= Task details =
Extract all lines that hold the string "JSON".

= Dataset extract =
▼

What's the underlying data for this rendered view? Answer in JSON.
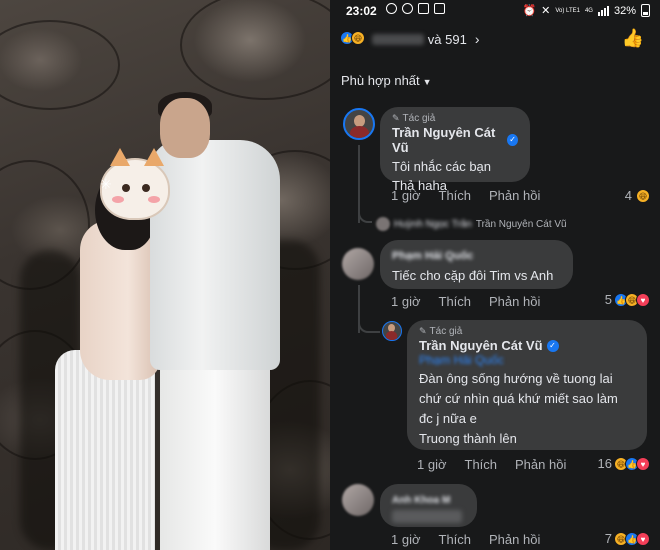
{
  "status_bar": {
    "time": "23:02",
    "network": "Vo) LTE1",
    "network_type": "4G",
    "battery": "32%"
  },
  "reactions": {
    "others_count": "và 591",
    "like_icon": "like-icon",
    "haha_icon": "haha-icon"
  },
  "sort": {
    "label": "Phù hợp nhất"
  },
  "comments": [
    {
      "author_tag": "Tác giả",
      "name": "Trần Nguyên Cát Vũ",
      "lines": [
        "Tôi nhắc các bạn",
        "Thả haha"
      ],
      "time": "1 giờ",
      "like": "Thích",
      "reply": "Phản hồi",
      "reaction_count": "4",
      "reply_preview_name": "Trần Nguyên Cát Vũ"
    },
    {
      "lines": [
        "Tiếc cho cặp đôi Tim vs Anh"
      ],
      "time": "1 giờ",
      "like": "Thích",
      "reply": "Phản hồi",
      "reaction_count": "5"
    },
    {
      "author_tag": "Tác giả",
      "name": "Trần Nguyên Cát Vũ",
      "lines": [
        "Đàn ông sống hướng về tuong lai",
        "chứ cứ nhìn quá khứ miết sao làm",
        "đc j nữa e",
        "Truong thành lên"
      ],
      "time": "1 giờ",
      "like": "Thích",
      "reply": "Phản hồi",
      "reaction_count": "16"
    },
    {
      "time": "1 giờ",
      "like": "Thích",
      "reply": "Phản hồi",
      "reaction_count": "7"
    }
  ]
}
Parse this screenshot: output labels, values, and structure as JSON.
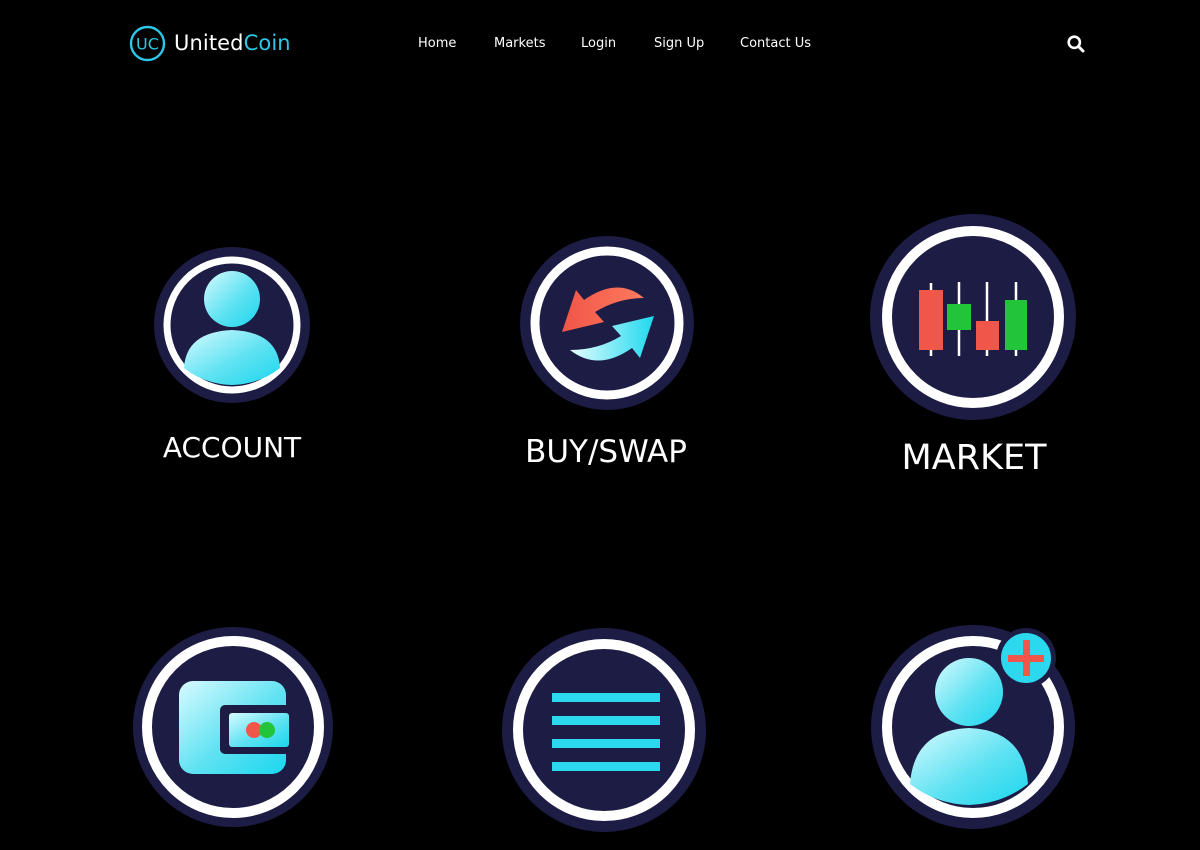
{
  "header": {
    "logo": {
      "monogram": "UC",
      "word1": "United",
      "word2": "Coin"
    },
    "nav": [
      {
        "label": "Home"
      },
      {
        "label": "Markets"
      },
      {
        "label": "Login"
      },
      {
        "label": "Sign Up"
      },
      {
        "label": "Contact Us"
      }
    ],
    "search_icon": "search-icon"
  },
  "tiles": [
    {
      "label": "ACCOUNT",
      "icon": "user-icon"
    },
    {
      "label": "BUY/SWAP",
      "icon": "swap-arrows-icon"
    },
    {
      "label": "MARKET",
      "icon": "candlestick-chart-icon"
    },
    {
      "label": "",
      "icon": "wallet-icon"
    },
    {
      "label": "",
      "icon": "list-lines-icon"
    },
    {
      "label": "",
      "icon": "add-user-icon"
    }
  ],
  "colors": {
    "background": "#000000",
    "accent_cyan": "#2cc8e8",
    "circle_fill": "#1c1c44",
    "ring": "#ffffff",
    "candle_red": "#f0574a",
    "candle_green": "#22c43a"
  }
}
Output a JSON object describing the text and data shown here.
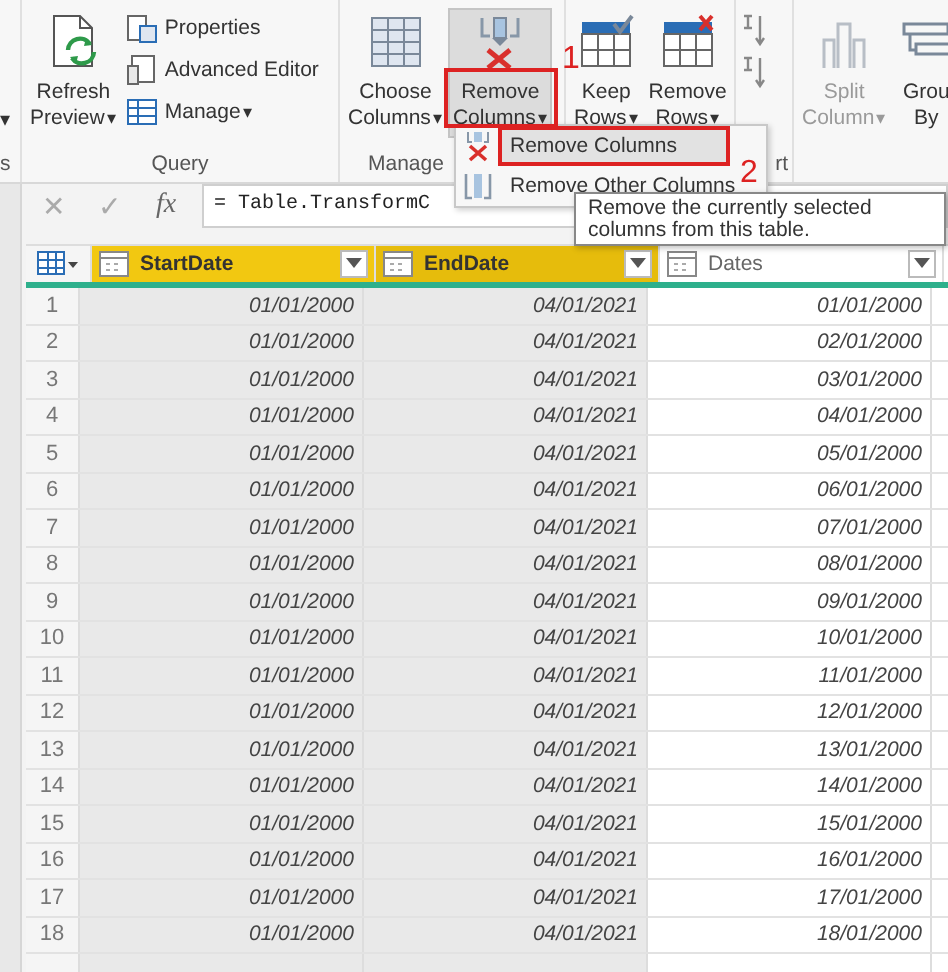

▲

= Exercise response =
What's the underlying data for this rendered view? Answer in JSON.
Parse this screenshot: output labels, values, and structure as JSON.
Output a JSON object describing the text and data shown here.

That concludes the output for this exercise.